= Task =
Set down each record below precisely, skipping the pictures.

□ □ □ □

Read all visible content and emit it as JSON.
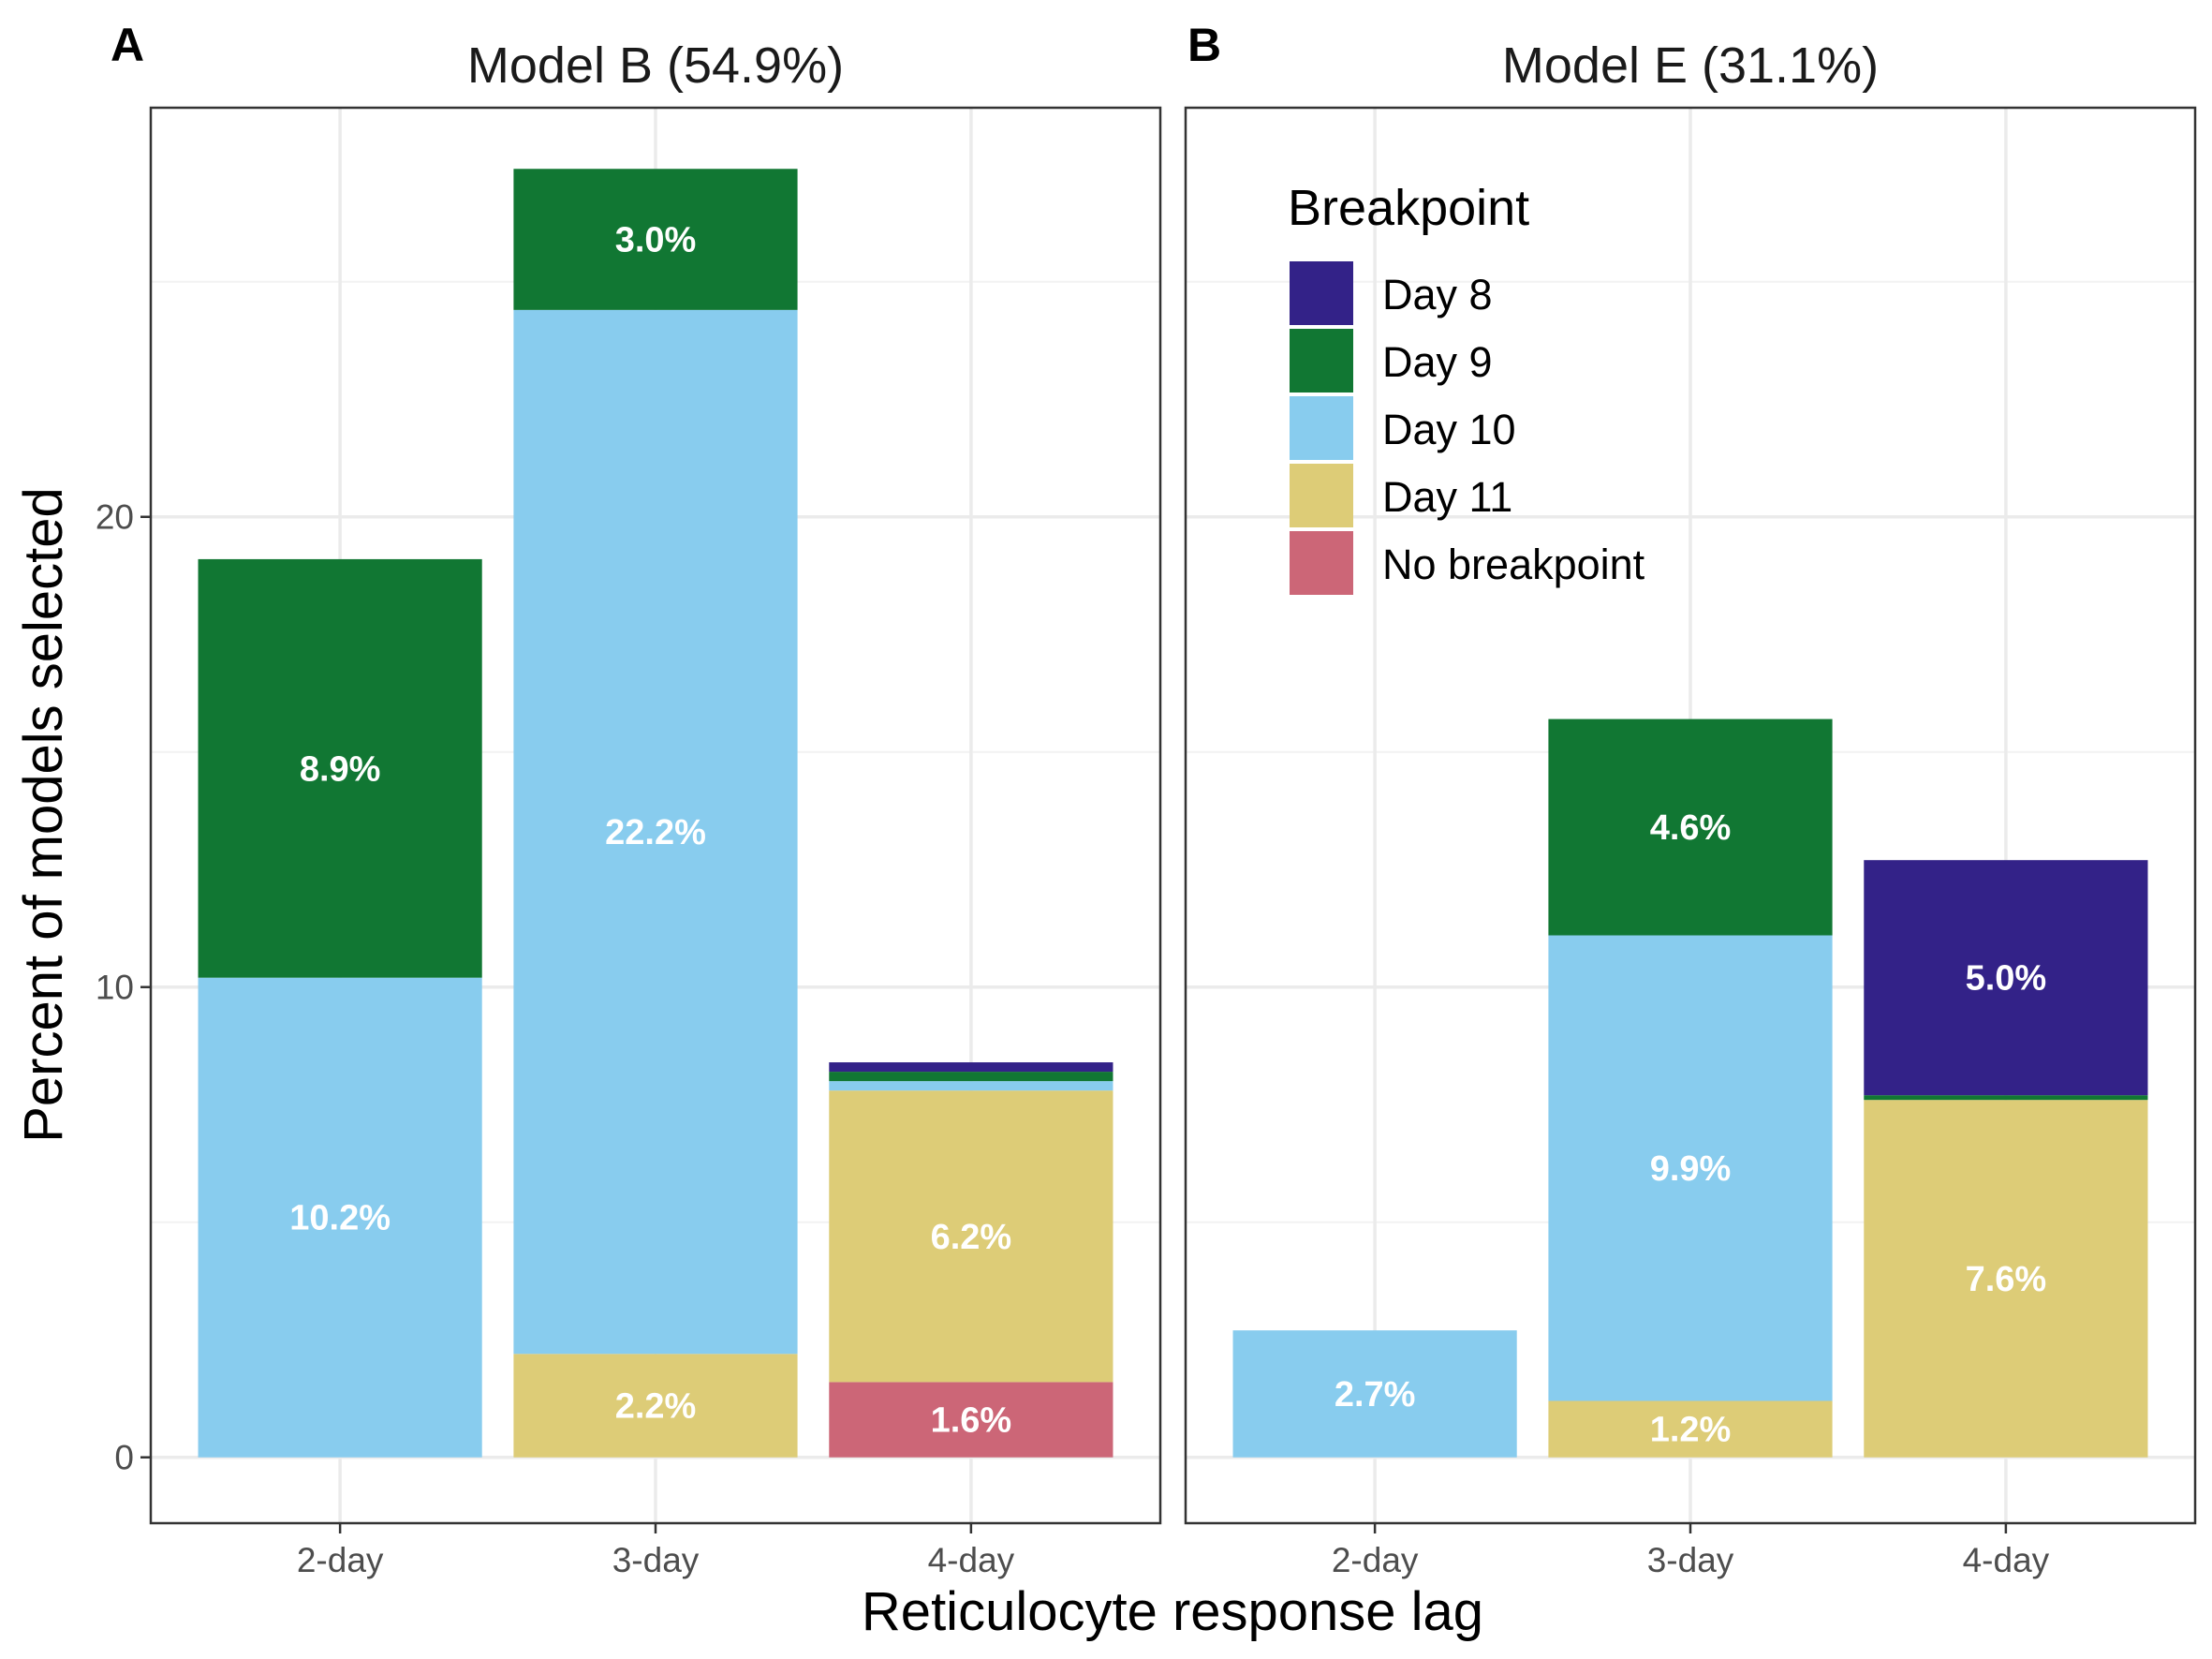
{
  "chart_data": [
    {
      "type": "bar",
      "stacked": true,
      "panel_letter": "A",
      "title": "Model B (54.9%)",
      "xlabel": "Reticulocyte response lag",
      "ylabel": "Percent of models selected",
      "categories": [
        "2-day",
        "3-day",
        "4-day"
      ],
      "ylim": [
        -1.4,
        28.7
      ],
      "yticks": [
        "0",
        "10",
        "20"
      ],
      "grid": true,
      "series": [
        {
          "name": "No breakpoint",
          "color": "#CC6677",
          "values": [
            0,
            0,
            1.6
          ],
          "labels": [
            "",
            "",
            "1.6%"
          ]
        },
        {
          "name": "Day 11",
          "color": "#DDCC77",
          "values": [
            0,
            2.2,
            6.2
          ],
          "labels": [
            "",
            "2.2%",
            "6.2%"
          ]
        },
        {
          "name": "Day 10",
          "color": "#88CCEE",
          "values": [
            10.2,
            22.2,
            0.2
          ],
          "labels": [
            "10.2%",
            "22.2%",
            ""
          ]
        },
        {
          "name": "Day 9",
          "color": "#117733",
          "values": [
            8.9,
            3.0,
            0.2
          ],
          "labels": [
            "8.9%",
            "3.0%",
            ""
          ]
        },
        {
          "name": "Day 8",
          "color": "#332288",
          "values": [
            0,
            0,
            0.2
          ],
          "labels": [
            "",
            "",
            ""
          ]
        }
      ]
    },
    {
      "type": "bar",
      "stacked": true,
      "panel_letter": "B",
      "title": "Model E (31.1%)",
      "xlabel": "Reticulocyte response lag",
      "ylabel": "Percent of models selected",
      "categories": [
        "2-day",
        "3-day",
        "4-day"
      ],
      "ylim": [
        -1.4,
        28.7
      ],
      "yticks": [
        "0",
        "10",
        "20"
      ],
      "grid": true,
      "legend": {
        "title": "Breakpoint",
        "position": "top-left",
        "items": [
          {
            "label": "Day 8",
            "color": "#332288"
          },
          {
            "label": "Day 9",
            "color": "#117733"
          },
          {
            "label": "Day 10",
            "color": "#88CCEE"
          },
          {
            "label": "Day 11",
            "color": "#DDCC77"
          },
          {
            "label": "No breakpoint",
            "color": "#CC6677"
          }
        ]
      },
      "series": [
        {
          "name": "No breakpoint",
          "color": "#CC6677",
          "values": [
            0,
            0,
            0
          ],
          "labels": [
            "",
            "",
            ""
          ]
        },
        {
          "name": "Day 11",
          "color": "#DDCC77",
          "values": [
            0,
            1.2,
            7.6
          ],
          "labels": [
            "",
            "1.2%",
            "7.6%"
          ]
        },
        {
          "name": "Day 10",
          "color": "#88CCEE",
          "values": [
            2.7,
            9.9,
            0
          ],
          "labels": [
            "2.7%",
            "9.9%",
            ""
          ]
        },
        {
          "name": "Day 9",
          "color": "#117733",
          "values": [
            0,
            4.6,
            0.1
          ],
          "labels": [
            "",
            "4.6%",
            ""
          ]
        },
        {
          "name": "Day 8",
          "color": "#332288",
          "values": [
            0,
            0,
            5.0
          ],
          "labels": [
            "",
            "",
            "5.0%"
          ]
        }
      ]
    }
  ]
}
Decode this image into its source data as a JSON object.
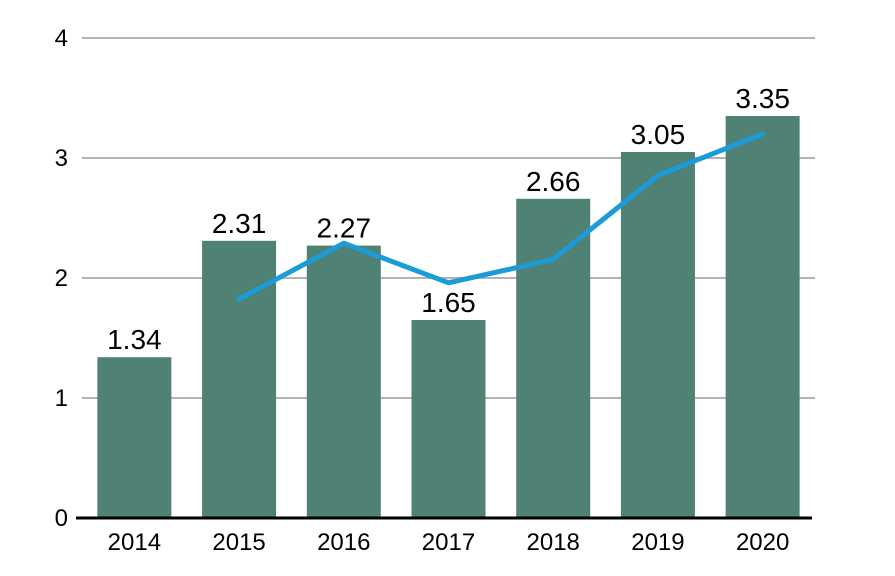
{
  "chart_data": {
    "type": "bar",
    "categories": [
      "2014",
      "2015",
      "2016",
      "2017",
      "2018",
      "2019",
      "2020"
    ],
    "series": [
      {
        "name": "annual-value-bars",
        "type": "bar",
        "values": [
          1.34,
          2.31,
          2.27,
          1.65,
          2.66,
          3.05,
          3.35
        ],
        "labels": [
          "1.34",
          "2.31",
          "2.27",
          "1.65",
          "2.66",
          "3.05",
          "3.35"
        ],
        "color": "#4F8174"
      },
      {
        "name": "trend-line",
        "type": "line",
        "values": [
          null,
          1.825,
          2.29,
          1.96,
          2.155,
          2.855,
          3.2
        ],
        "color": "#1B9BD8"
      }
    ],
    "title": "",
    "xlabel": "",
    "ylabel": "",
    "ylim": [
      0,
      4
    ],
    "yticks": [
      "0",
      "1",
      "2",
      "3",
      "4"
    ],
    "grid": true,
    "legend": false,
    "colors": {
      "bar": "#4F8174",
      "line": "#1B9BD8",
      "gridline": "#B3B3B3",
      "axis": "#000000",
      "label_text": "#000000",
      "background": "#FFFFFF"
    }
  }
}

□ □ □ □

= Right answer =
Read all visible content and emit it as JSON.
{
  "chart_data": [
    {
      "type": "bar",
      "stacked": true,
      "panel_letter": "A",
      "title": "Model B (54.9%)",
      "xlabel": "Reticulocyte response lag",
      "ylabel": "Percent of models selected",
      "categories": [
        "2-day",
        "3-day",
        "4-day"
      ],
      "ylim": [
        -1.4,
        28.7
      ],
      "yticks": [
        "0",
        "10",
        "20"
      ],
      "grid": true,
      "series": [
        {
          "name": "No breakpoint",
          "color": "#CC6677",
          "values": [
            0,
            0,
            1.6
          ],
          "labels": [
            "",
            "",
            "1.6%"
          ]
        },
        {
          "name": "Day 11",
          "color": "#DDCC77",
          "values": [
            0,
            2.2,
            6.2
          ],
          "labels": [
            "",
            "2.2%",
            "6.2%"
          ]
        },
        {
          "name": "Day 10",
          "color": "#88CCEE",
          "values": [
            10.2,
            22.2,
            0.2
          ],
          "labels": [
            "10.2%",
            "22.2%",
            ""
          ]
        },
        {
          "name": "Day 9",
          "color": "#117733",
          "values": [
            8.9,
            3.0,
            0.2
          ],
          "labels": [
            "8.9%",
            "3.0%",
            ""
          ]
        },
        {
          "name": "Day 8",
          "color": "#332288",
          "values": [
            0,
            0,
            0.2
          ],
          "labels": [
            "",
            "",
            ""
          ]
        }
      ]
    },
    {
      "type": "bar",
      "stacked": true,
      "panel_letter": "B",
      "title": "Model E (31.1%)",
      "xlabel": "Reticulocyte response lag",
      "ylabel": "Percent of models selected",
      "categories": [
        "2-day",
        "3-day",
        "4-day"
      ],
      "ylim": [
        -1.4,
        28.7
      ],
      "yticks": [
        "0",
        "10",
        "20"
      ],
      "grid": true,
      "legend": {
        "title": "Breakpoint",
        "position": "top-left",
        "items": [
          {
            "label": "Day 8",
            "color": "#332288"
          },
          {
            "label": "Day 9",
            "color": "#117733"
          },
          {
            "label": "Day 10",
            "color": "#88CCEE"
          },
          {
            "label": "Day 11",
            "color": "#DDCC77"
          },
          {
            "label": "No breakpoint",
            "color": "#CC6677"
          }
        ]
      },
      "series": [
        {
          "name": "No breakpoint",
          "color": "#CC6677",
          "values": [
            0,
            0,
            0
          ],
          "labels": [
            "",
            "",
            ""
          ]
        },
        {
          "name": "Day 11",
          "color": "#DDCC77",
          "values": [
            0,
            1.2,
            7.6
          ],
          "labels": [
            "",
            "1.2%",
            "7.6%"
          ]
        },
        {
          "name": "Day 10",
          "color": "#88CCEE",
          "values": [
            2.7,
            9.9,
            0
          ],
          "labels": [
            "2.7%",
            "9.9%",
            ""
          ]
        },
        {
          "name": "Day 9",
          "color": "#117733",
          "values": [
            0,
            4.6,
            0.1
          ],
          "labels": [
            "",
            "4.6%",
            ""
          ]
        },
        {
          "name": "Day 8",
          "color": "#332288",
          "values": [
            0,
            0,
            5.0
          ],
          "labels": [
            "",
            "",
            "5.0%"
          ]
        }
      ]
    }
  ]
}
Decode this image into its source data as a JSON object.
{
  "chart_data": {
    "type": "bar",
    "categories": [
      "2014",
      "2015",
      "2016",
      "2017",
      "2018",
      "2019",
      "2020"
    ],
    "series": [
      {
        "name": "annual-value-bars",
        "type": "bar",
        "values": [
          1.34,
          2.31,
          2.27,
          1.65,
          2.66,
          3.05,
          3.35
        ],
        "labels": [
          "1.34",
          "2.31",
          "2.27",
          "1.65",
          "2.66",
          "3.05",
          "3.35"
        ],
        "color": "#4F8174"
      },
      {
        "name": "trend-line",
        "type": "line",
        "values": [
          null,
          1.825,
          2.29,
          1.96,
          2.155,
          2.855,
          3.2
        ],
        "color": "#1B9BD8"
      }
    ],
    "title": "",
    "xlabel": "",
    "ylabel": "",
    "ylim": [
      0,
      4
    ],
    "yticks": [
      "0",
      "1",
      "2",
      "3",
      "4"
    ],
    "grid": true,
    "legend": false,
    "colors": {
      "bar": "#4F8174",
      "line": "#1B9BD8",
      "gridline": "#B3B3B3",
      "axis": "#000000",
      "label_text": "#000000",
      "background": "#FFFFFF"
    }
  }
}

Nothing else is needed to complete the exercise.